** SHORT TASK **
Records follow. Select each line holding "magnitude".

[Data records]
--- begin ---
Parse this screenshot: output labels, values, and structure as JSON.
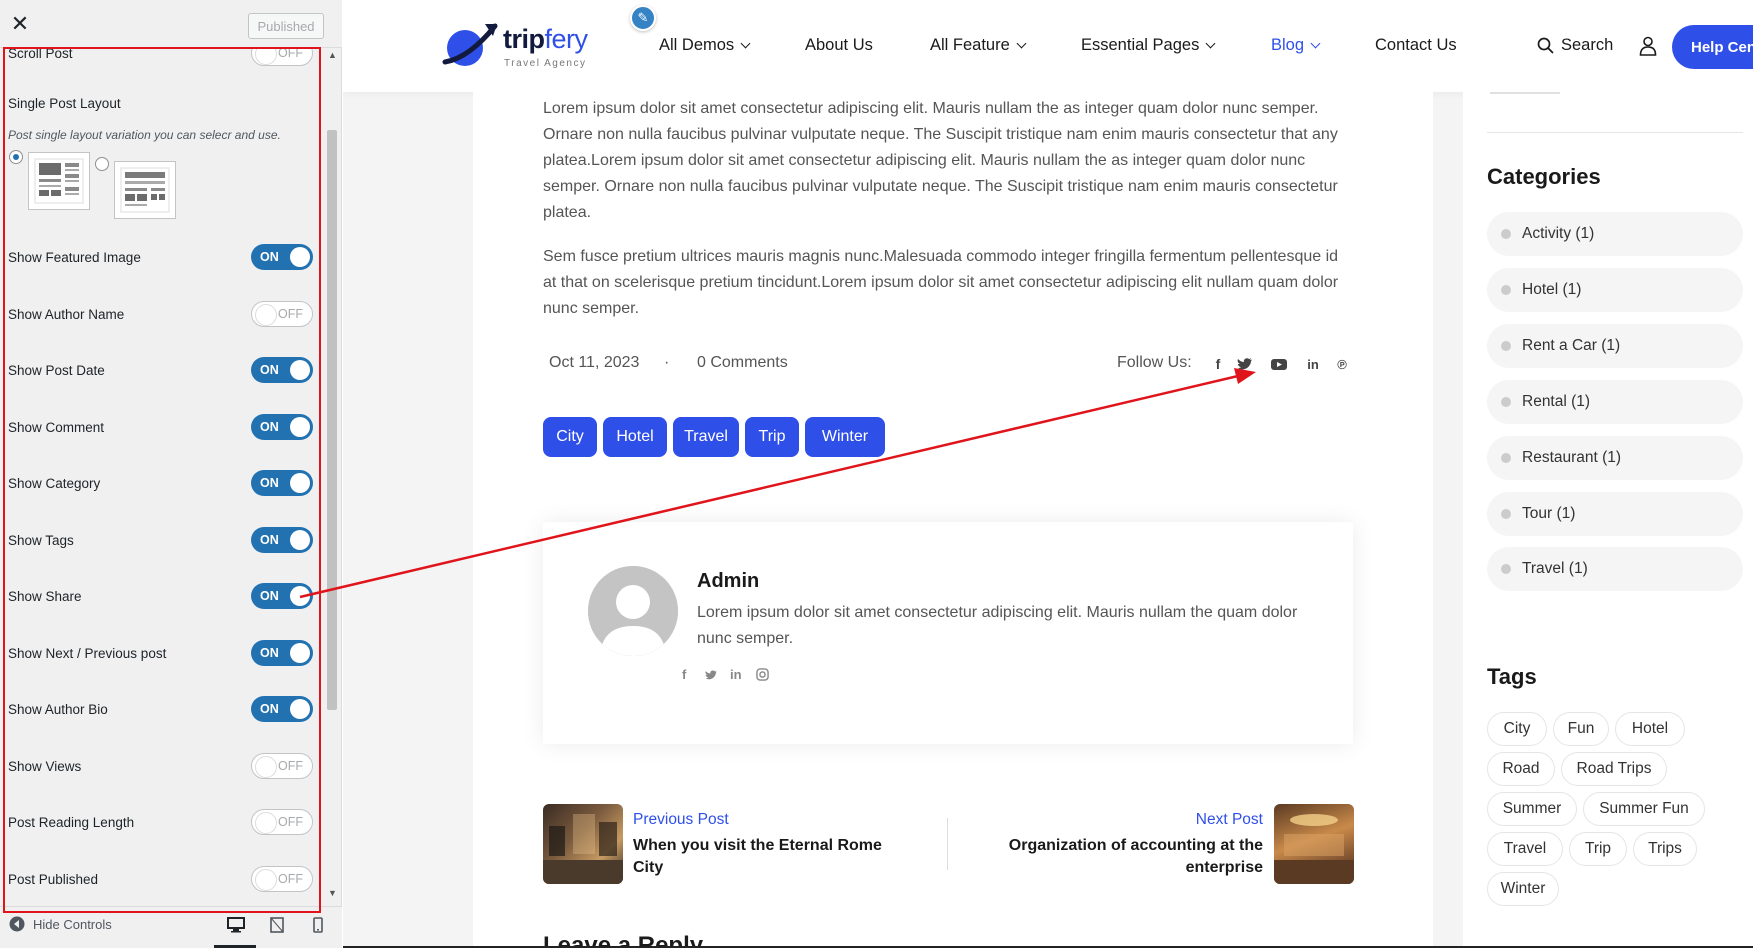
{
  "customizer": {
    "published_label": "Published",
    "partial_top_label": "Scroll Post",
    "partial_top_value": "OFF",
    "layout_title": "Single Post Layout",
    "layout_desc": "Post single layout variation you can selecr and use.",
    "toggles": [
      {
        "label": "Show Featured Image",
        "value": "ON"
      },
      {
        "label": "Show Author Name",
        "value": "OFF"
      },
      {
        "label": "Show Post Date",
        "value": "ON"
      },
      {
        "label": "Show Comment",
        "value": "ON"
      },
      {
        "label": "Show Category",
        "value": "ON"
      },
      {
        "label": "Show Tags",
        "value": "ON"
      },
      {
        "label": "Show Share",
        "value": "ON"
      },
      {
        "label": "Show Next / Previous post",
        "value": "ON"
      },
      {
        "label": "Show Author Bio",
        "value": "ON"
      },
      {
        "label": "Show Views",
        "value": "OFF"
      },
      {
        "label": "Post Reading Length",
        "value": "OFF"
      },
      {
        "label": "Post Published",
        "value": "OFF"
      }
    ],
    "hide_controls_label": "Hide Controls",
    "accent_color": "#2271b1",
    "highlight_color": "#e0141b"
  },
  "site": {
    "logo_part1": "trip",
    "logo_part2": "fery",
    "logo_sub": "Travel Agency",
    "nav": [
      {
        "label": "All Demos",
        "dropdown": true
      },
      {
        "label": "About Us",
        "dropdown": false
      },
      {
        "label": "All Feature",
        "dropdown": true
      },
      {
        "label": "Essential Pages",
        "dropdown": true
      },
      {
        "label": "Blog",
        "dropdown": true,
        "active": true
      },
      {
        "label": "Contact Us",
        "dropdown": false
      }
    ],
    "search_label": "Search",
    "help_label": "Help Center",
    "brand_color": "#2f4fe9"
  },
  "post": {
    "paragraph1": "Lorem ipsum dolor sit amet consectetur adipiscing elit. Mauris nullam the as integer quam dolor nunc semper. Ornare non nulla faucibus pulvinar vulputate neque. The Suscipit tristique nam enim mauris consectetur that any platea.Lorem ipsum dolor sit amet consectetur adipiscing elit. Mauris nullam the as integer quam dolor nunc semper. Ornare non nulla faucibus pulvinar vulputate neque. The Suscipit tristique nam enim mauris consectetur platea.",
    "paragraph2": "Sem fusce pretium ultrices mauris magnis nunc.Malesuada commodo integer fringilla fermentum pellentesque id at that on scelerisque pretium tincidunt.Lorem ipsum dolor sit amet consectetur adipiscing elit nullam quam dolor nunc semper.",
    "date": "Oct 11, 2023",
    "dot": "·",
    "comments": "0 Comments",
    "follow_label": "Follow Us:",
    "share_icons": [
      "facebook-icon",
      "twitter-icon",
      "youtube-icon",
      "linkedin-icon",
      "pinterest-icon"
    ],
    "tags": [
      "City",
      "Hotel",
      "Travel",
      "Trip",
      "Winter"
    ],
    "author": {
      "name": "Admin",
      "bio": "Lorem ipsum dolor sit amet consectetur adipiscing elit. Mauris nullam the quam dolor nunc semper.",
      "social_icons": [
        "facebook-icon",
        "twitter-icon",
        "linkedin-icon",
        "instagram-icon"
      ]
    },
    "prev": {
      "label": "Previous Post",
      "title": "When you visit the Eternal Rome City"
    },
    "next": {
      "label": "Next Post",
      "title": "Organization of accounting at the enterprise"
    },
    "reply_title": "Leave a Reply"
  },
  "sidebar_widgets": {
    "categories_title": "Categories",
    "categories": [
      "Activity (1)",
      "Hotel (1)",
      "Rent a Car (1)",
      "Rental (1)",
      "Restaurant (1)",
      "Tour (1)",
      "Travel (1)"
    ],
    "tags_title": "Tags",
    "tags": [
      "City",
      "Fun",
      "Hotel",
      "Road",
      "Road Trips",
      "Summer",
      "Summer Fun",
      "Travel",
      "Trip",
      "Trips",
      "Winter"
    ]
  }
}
--- end ---
--- begin ---
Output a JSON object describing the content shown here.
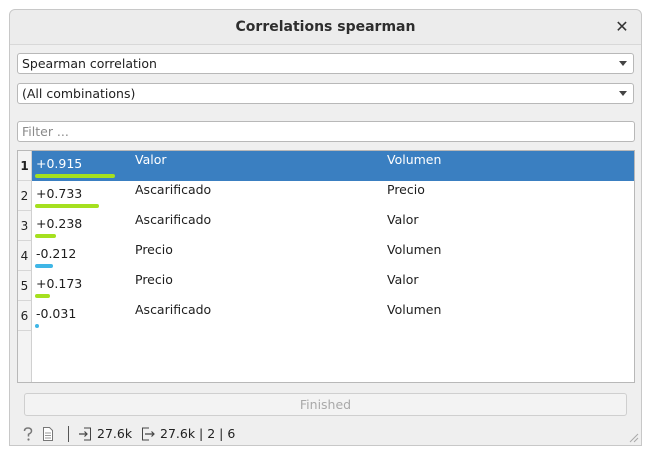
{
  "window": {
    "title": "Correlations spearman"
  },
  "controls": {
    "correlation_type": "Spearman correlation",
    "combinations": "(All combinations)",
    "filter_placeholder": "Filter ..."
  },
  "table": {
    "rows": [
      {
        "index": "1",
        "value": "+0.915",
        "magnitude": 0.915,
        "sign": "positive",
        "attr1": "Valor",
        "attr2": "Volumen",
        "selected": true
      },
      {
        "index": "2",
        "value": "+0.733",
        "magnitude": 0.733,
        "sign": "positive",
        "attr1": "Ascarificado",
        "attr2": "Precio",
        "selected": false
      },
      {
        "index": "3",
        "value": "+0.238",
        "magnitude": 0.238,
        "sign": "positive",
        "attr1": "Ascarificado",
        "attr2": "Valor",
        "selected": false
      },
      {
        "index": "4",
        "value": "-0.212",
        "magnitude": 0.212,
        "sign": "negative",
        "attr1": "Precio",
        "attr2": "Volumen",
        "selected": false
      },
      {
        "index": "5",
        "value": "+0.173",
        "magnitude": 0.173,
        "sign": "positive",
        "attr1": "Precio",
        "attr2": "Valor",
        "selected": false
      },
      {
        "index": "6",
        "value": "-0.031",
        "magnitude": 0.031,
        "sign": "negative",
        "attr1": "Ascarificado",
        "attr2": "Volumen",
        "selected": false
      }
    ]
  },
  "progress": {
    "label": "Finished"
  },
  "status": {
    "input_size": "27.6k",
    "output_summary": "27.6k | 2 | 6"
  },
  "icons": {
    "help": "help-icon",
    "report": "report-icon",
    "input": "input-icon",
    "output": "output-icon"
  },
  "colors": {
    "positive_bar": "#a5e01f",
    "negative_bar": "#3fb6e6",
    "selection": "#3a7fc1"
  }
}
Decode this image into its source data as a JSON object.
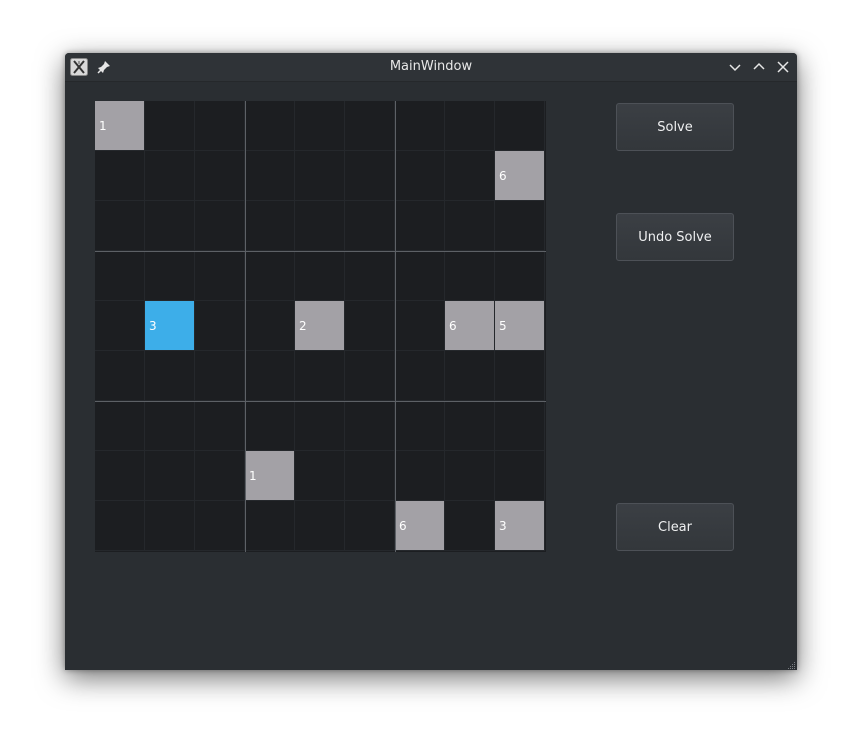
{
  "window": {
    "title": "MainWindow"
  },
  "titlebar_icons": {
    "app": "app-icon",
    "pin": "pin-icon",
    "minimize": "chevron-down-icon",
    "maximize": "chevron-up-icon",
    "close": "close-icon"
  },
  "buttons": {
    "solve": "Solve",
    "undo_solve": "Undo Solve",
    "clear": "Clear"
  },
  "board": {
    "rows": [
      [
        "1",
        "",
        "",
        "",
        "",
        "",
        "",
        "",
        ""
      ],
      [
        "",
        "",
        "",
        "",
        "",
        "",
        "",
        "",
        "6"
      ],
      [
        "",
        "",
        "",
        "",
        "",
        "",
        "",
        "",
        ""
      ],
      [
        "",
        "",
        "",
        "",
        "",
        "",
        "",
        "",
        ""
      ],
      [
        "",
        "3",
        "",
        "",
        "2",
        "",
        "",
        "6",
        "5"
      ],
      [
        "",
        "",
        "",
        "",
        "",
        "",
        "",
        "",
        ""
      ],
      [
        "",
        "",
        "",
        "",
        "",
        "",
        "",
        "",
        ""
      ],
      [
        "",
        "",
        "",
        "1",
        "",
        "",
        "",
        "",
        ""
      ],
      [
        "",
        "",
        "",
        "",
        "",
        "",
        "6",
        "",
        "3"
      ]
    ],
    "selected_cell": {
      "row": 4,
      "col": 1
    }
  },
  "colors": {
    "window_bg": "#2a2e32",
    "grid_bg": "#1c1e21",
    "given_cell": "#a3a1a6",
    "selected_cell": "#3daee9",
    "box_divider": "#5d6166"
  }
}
--- end ---
** SOLUTION BELOW **
        "magnitude": 0.915,
        "magnitude": 0.733,
        "magnitude": 0.238,
        "magnitude": 0.212,
        "magnitude": 0.173,
        "magnitude": 0.031,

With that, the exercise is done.